- Brano:
╭──

Abbiamo un generale detenuto nella sua residenza
per motivi politici, il generale Alfonso Martinez. Inoltre, a parte
noi, ci sono molti generali che sono a casa o senza incarichi o che si
sono ritirati dal servizio, che lavorano per ottenere l’abbandono della
presidenza da parte di Hugo Chávez».
Lei ovviamente sta parlando di un’uscita pacifica, giusto?
«Qualsiasi uscita! Perché quando si vende la patria, quando si tradisce un popolo
per imporre un regime alieno, che non si identifica con il benessere,
la tranquillità e la pace della gente, si deve arrivare alla libertà a
qualsiasi costo.
Abbiamo iniziato pacificamente, ma se dovremo
ricorrere ad altri metodi lo faremo. Dobbiamo recuperare la libertà di
una nazione e di un popolo che sta soffrendo. Purtroppo, la comunità
internazionale non ha inteso totalmente la nostra situazione».
Perché non avrebbe inteso la situazione? I media hanno parlato molto del Venezuela…
«Semplicemente perché il governo ha manipolato l’informazione. Con molto denaro ha
costruito una lobby internazionale a cui mostra continuamente una
costituzione che non rispetta. Hugo Chávez vuole dimostrare che è un
democratico, mentre in realtà è un dittatore che tenta di imporre un
regime comunista e fondamentalista».
Parliamo di numeri. Secondo lei, quanta gente sta con Chávez?
«Calcoliamo
che ha una popolarità “dura” tra il 12% e il 15%. Poi c’è un altro 15%
che, per così dire, è chavista light, molti anche all’interno delle
forze armate, perché sono pagati, corrotti. Chávez ha comprato la
dignità e la coscienza della maggior parte delle persone che lavorano
con lui, ma quando il denaro finirà queste lo lasceranno perché non si
identificano con lui».
Se solo il 30% della popolazione sta con
Chávez, questo significa che il presidente è stato abbandonato anche da
gran parte della gente povera…
«Molti pensano che gli abitanti
dei barrios poveri stiano dalla sua parte, ma non è così. Ad esempio,
durante il firmazo (raccolta di firme contro il presidente indetta
dall’opposizione, ndr), molta gente è scesa a Caracas per manifestare
la propria volontà di smettere di soffrire».

╰──

- Dati:

╭──

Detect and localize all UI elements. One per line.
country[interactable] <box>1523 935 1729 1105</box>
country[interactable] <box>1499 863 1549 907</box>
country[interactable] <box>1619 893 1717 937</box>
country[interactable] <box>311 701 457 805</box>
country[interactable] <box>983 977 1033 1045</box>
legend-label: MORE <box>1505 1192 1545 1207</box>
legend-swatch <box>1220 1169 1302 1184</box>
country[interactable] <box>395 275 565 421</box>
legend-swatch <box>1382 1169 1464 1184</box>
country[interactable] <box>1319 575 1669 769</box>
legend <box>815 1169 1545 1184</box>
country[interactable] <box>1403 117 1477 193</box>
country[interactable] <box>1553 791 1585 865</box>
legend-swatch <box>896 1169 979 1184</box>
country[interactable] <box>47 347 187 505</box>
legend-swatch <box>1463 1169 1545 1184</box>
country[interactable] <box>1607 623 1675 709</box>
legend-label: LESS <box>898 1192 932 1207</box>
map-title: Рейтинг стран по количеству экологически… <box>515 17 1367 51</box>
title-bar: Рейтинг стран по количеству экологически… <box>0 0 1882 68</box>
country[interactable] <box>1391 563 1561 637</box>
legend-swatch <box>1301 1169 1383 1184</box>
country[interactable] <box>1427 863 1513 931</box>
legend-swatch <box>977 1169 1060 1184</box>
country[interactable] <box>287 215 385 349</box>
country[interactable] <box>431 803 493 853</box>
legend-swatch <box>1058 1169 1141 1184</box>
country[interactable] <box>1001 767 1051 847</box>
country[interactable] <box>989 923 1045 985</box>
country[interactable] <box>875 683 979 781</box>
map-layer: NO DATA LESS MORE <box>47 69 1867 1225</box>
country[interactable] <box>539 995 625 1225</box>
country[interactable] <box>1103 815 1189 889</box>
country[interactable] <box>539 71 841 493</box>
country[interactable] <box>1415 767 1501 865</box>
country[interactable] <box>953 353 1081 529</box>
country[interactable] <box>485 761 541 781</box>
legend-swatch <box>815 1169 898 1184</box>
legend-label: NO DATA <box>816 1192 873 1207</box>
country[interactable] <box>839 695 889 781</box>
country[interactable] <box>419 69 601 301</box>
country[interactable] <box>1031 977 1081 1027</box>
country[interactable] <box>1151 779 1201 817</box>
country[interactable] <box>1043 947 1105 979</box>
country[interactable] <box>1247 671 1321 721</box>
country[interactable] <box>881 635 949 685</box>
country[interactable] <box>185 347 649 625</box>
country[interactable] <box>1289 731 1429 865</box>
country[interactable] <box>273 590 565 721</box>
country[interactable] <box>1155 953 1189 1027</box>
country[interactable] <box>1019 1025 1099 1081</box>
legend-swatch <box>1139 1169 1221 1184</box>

╰──
╭──

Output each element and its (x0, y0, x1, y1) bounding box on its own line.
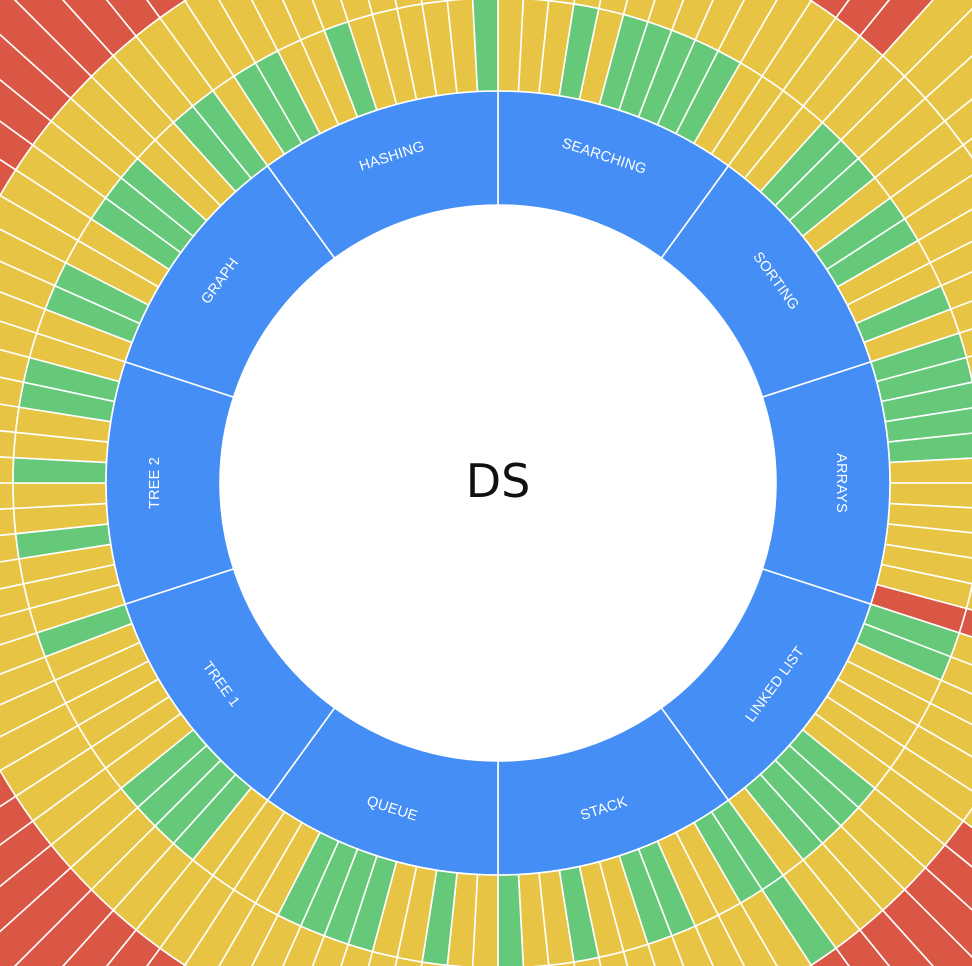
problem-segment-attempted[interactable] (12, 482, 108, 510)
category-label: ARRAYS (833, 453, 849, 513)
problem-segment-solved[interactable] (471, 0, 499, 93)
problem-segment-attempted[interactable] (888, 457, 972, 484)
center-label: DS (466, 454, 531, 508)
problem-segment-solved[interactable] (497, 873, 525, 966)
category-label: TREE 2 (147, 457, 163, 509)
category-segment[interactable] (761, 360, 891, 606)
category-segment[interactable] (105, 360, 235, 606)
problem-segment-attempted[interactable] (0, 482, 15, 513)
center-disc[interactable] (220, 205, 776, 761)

╰──

- Consegna:
Quali aggettivi accompagnano la parola «regime» nel brano? Elencali tutti.

- Risposta:
alieno, comunista, fondamentalista